◆ Objective
All of the data that follows should be retyped exactly, please, except the pictures.

━━━━━━━━

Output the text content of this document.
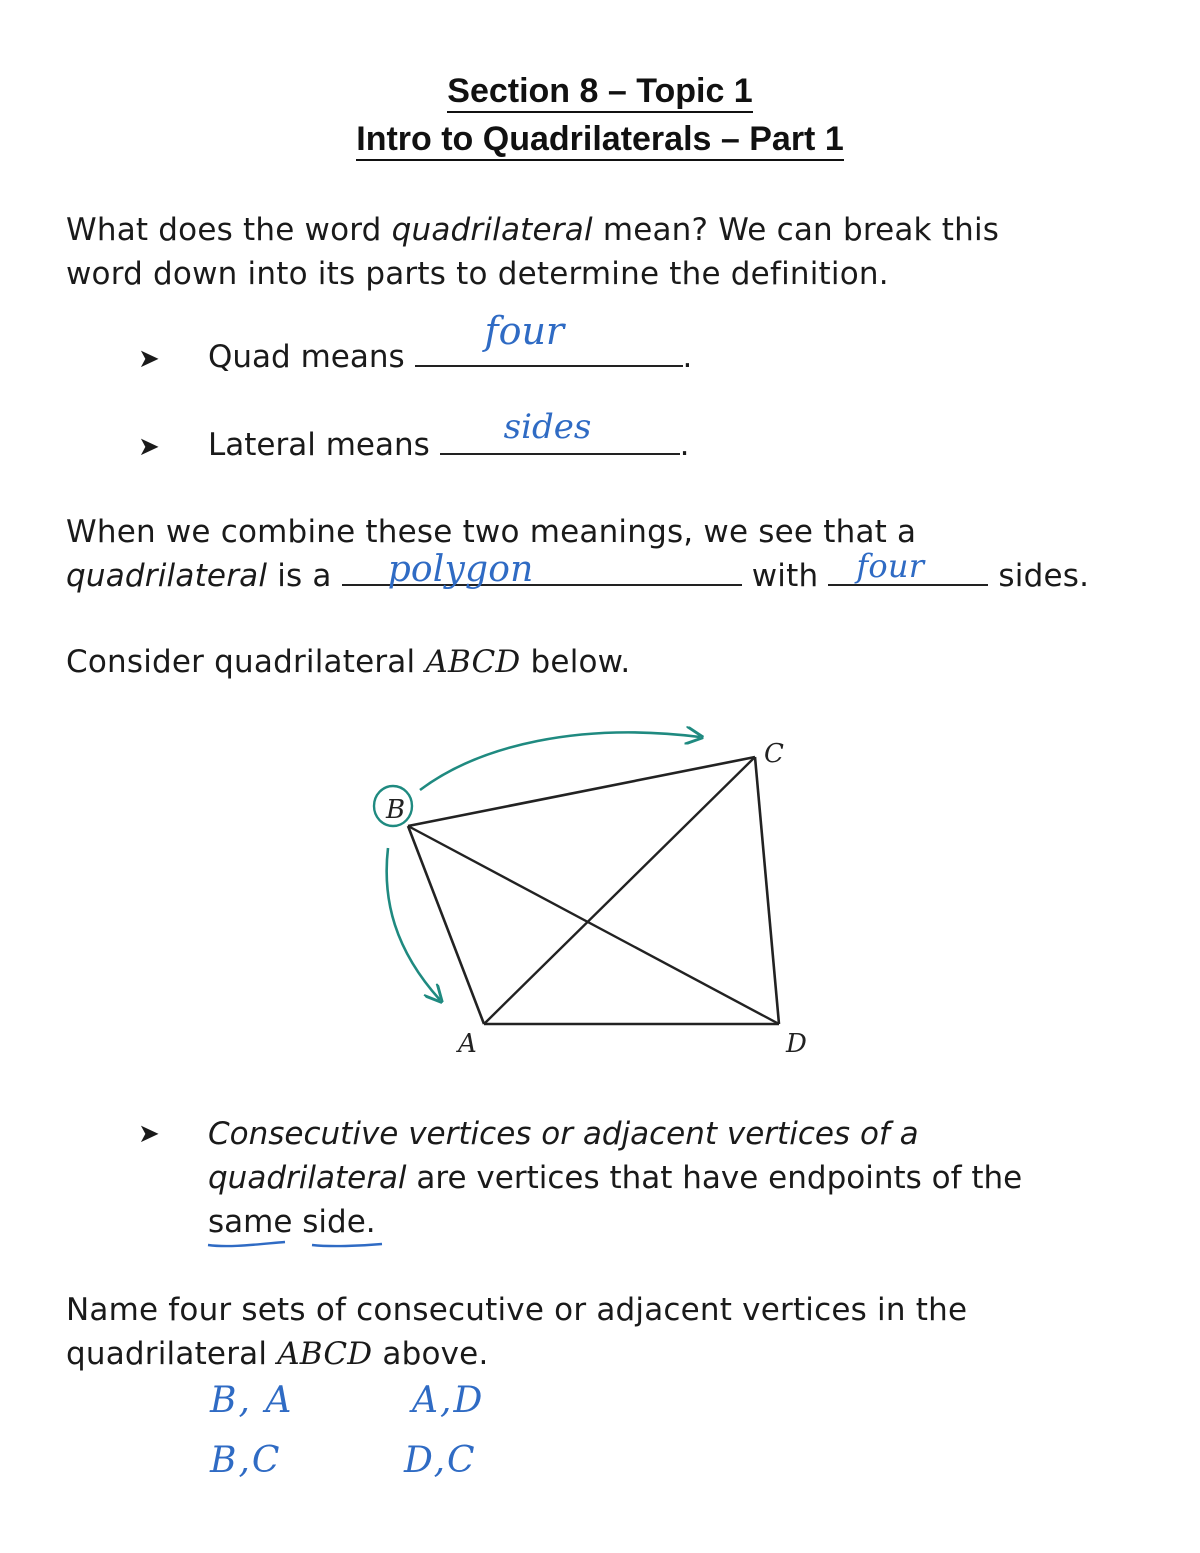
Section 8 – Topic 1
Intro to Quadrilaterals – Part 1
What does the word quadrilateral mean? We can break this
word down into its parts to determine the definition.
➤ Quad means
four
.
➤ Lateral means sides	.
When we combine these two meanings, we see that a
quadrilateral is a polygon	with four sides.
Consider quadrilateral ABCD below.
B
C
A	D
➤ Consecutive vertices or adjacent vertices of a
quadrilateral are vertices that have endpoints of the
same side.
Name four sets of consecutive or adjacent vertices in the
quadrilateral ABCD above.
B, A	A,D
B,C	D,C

━━━━━━━━

◆ Result of this exercise
Output the text content of this document.
Section 8 – Topic 1
Intro to Quadrilaterals – Part 1
What does the word quadrilateral mean? We can break this
word down into its parts to determine the definition.
➤ Quad means
four
.
➤ Lateral means sides	.
When we combine these two meanings, we see that a
quadrilateral is a polygon	with four sides.
Consider quadrilateral ABCD below.
B
C
A	D
➤ Consecutive vertices or adjacent vertices of a
quadrilateral are vertices that have endpoints of the
same side.
Name four sets of consecutive or adjacent vertices in the
quadrilateral ABCD above.
B, A	A,D
B,C	D,C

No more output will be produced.